[start of Data excerpts]

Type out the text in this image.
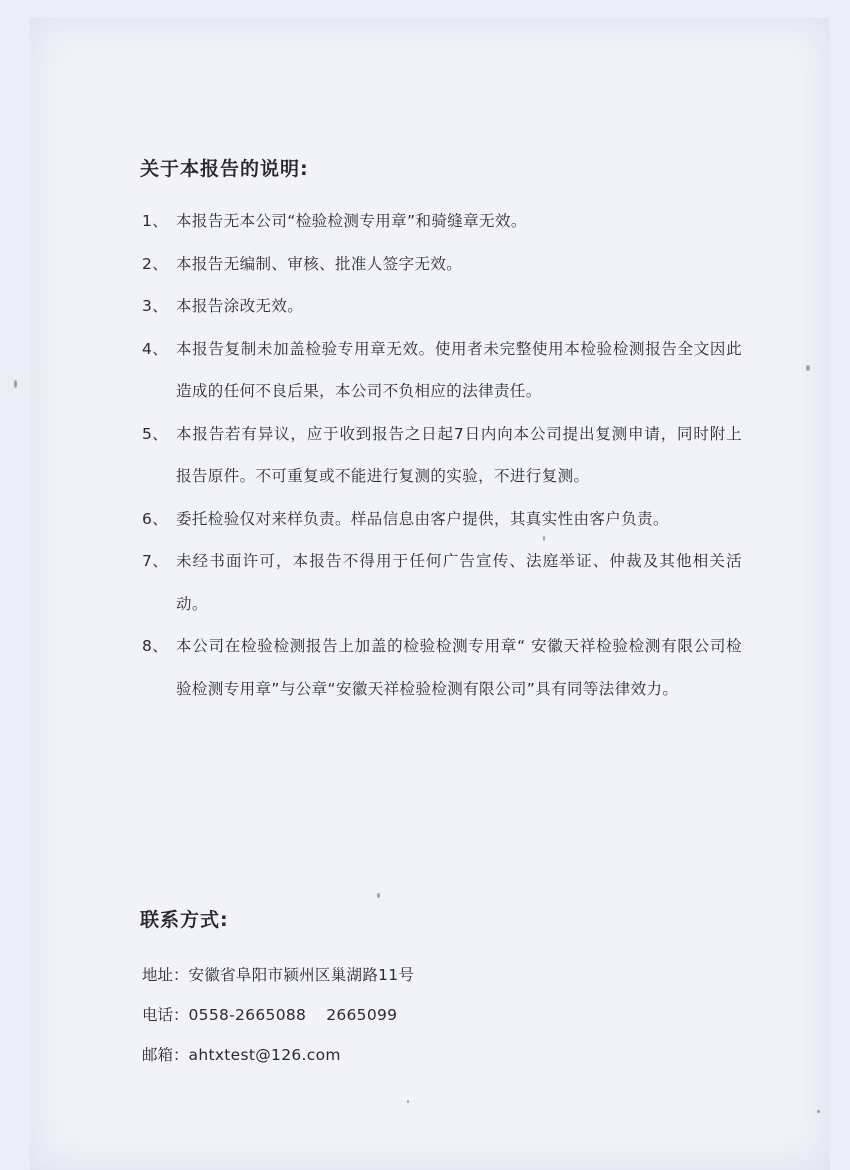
关于本报告的说明:
1、 本报告无本公司“检验检测专用章”和骑缝章无效。
2、 本报告无编制、审核、批准人签字无效。
3、 本报告涂改无效。
4、 本报告复制未加盖检验专用章无效。使用者未完整使用本检验检测报告全文因此造成的任何不良后果，本公司不负相应的法律责任。
5、 本报告若有异议，应于收到报告之日起7日内向本公司提出复测申请，同时附上报告原件。不可重复或不能进行复测的实验，不进行复测。
6、 委托检验仅对来样负责。样品信息由客户提供，其真实性由客户负责。
7、 未经书面许可，本报告不得用于任何广告宣传、法庭举证、仲裁及其他相关活动。
8、 本公司在检验检测报告上加盖的检验检测专用章“ 安徽天祥检验检测有限公司检验检测专用章”与公章“安徽天祥检验检测有限公司”具有同等法律效力。
联系方式:
地址：安徽省阜阳市颍州区巢湖路11号
电话：0558-2665088 2665099
邮箱：ahtxtest@126.com
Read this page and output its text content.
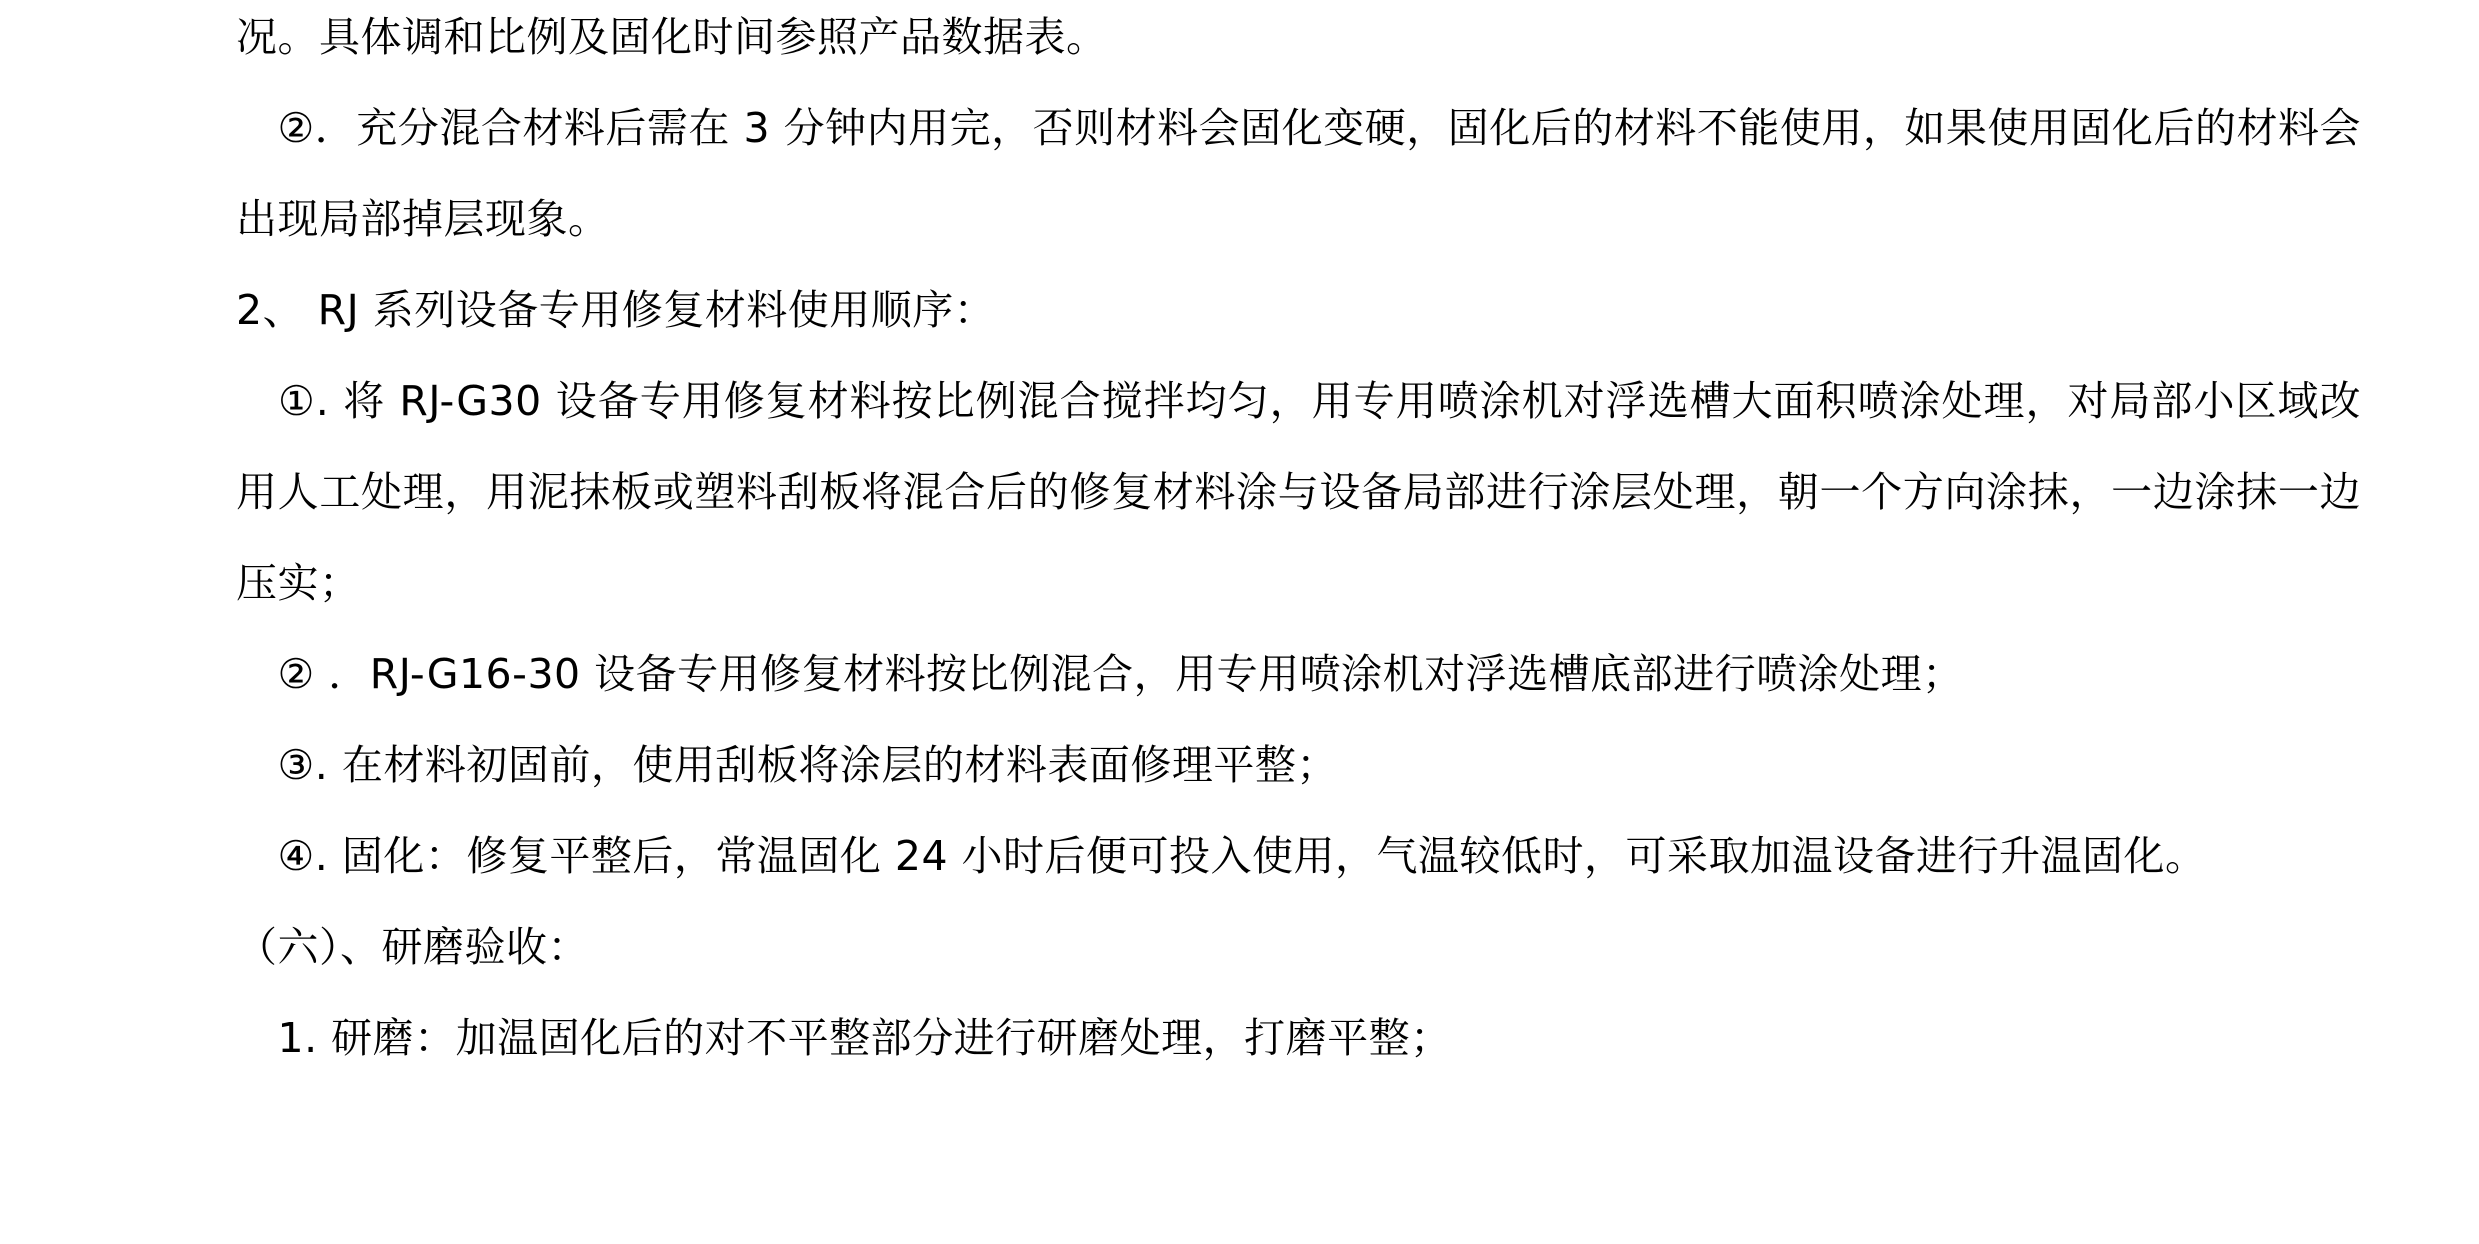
况。具体调和比例及固化时间参照产品数据表。

　②．充分混合材料后需在 3 分钟内用完，否则材料会固化变硬，固化后的材料不能使用，如果使用固化后的材料会出现局部掉层现象。

2、 RJ 系列设备专用修复材料使用顺序：

　①. 将 RJ-G30 设备专用修复材料按比例混合搅拌均匀，用专用喷涂机对浮选槽大面积喷涂处理，对局部小区域改用人工处理，用泥抹板或塑料刮板将混合后的修复材料涂与设备局部进行涂层处理，朝一个方向涂抹，一边涂抹一边压实；

　② ．RJ-G16-30 设备专用修复材料按比例混合，用专用喷涂机对浮选槽底部进行喷涂处理；

　③. 在材料初固前，使用刮板将涂层的材料表面修理平整；

　④. 固化：修复平整后，常温固化 24 小时后便可投入使用，气温较低时，可采取加温设备进行升温固化。

（六）、研磨验收：

　1. 研磨：加温固化后的对不平整部分进行研磨处理，打磨平整；
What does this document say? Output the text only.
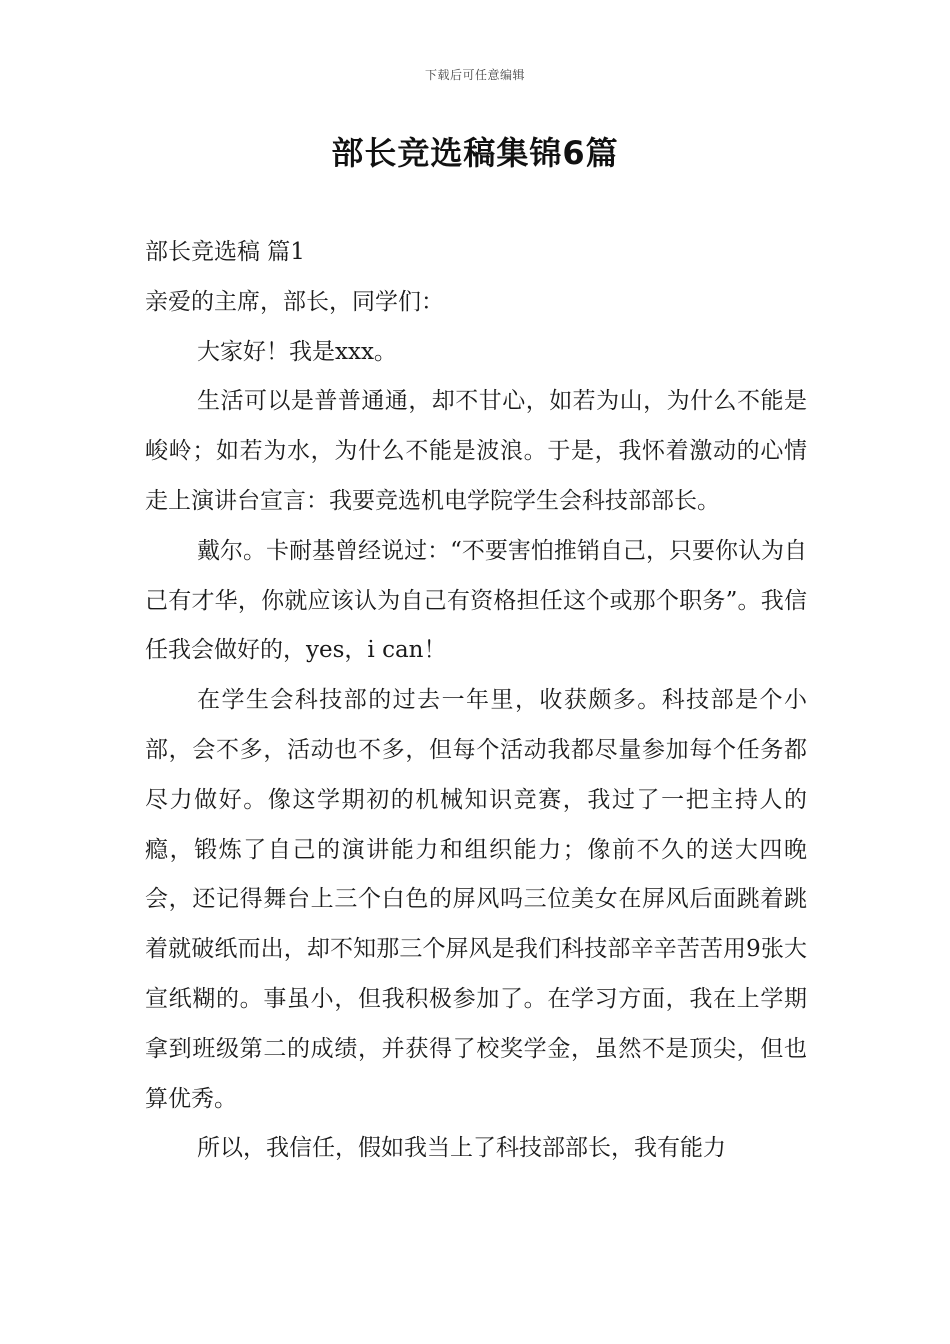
下载后可任意编辑
部长竞选稿集锦6篇

部长竞选稿 篇1

亲爱的主席，部长，同学们：

大家好！我是xxx。

生活可以是普普通通，却不甘心，如若为山，为什么不能是峻岭；如若为水，为什么不能是波浪。于是，我怀着激动的心情走上演讲台宣言：我要竞选机电学院学生会科技部部长。

戴尔。卡耐基曾经说过：“不要害怕推销自己，只要你认为自己有才华，你就应该认为自己有资格担任这个或那个职务”。我信任我会做好的，yes，i can！

在学生会科技部的过去一年里，收获颇多。科技部是个小部，会不多，活动也不多，但每个活动我都尽量参加每个任务都尽力做好。像这学期初的机械知识竞赛，我过了一把主持人的瘾，锻炼了自己的演讲能力和组织能力；像前不久的送大四晚会，还记得舞台上三个白色的屏风吗三位美女在屏风后面跳着跳着就破纸而出，却不知那三个屏风是我们科技部辛辛苦苦用9张大宣纸糊的。事虽小，但我积极参加了。在学习方面，我在上学期拿到班级第二的成绩，并获得了校奖学金，虽然不是顶尖，但也算优秀。

所以，我信任，假如我当上了科技部部长，我有能力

[end of Data excerpts]

Short problem - Which lines include the word "this"? Copy every one of them.

Task output -
Type out the text in this image.
Read this page and output its text content.
What does this document say? Output the text only.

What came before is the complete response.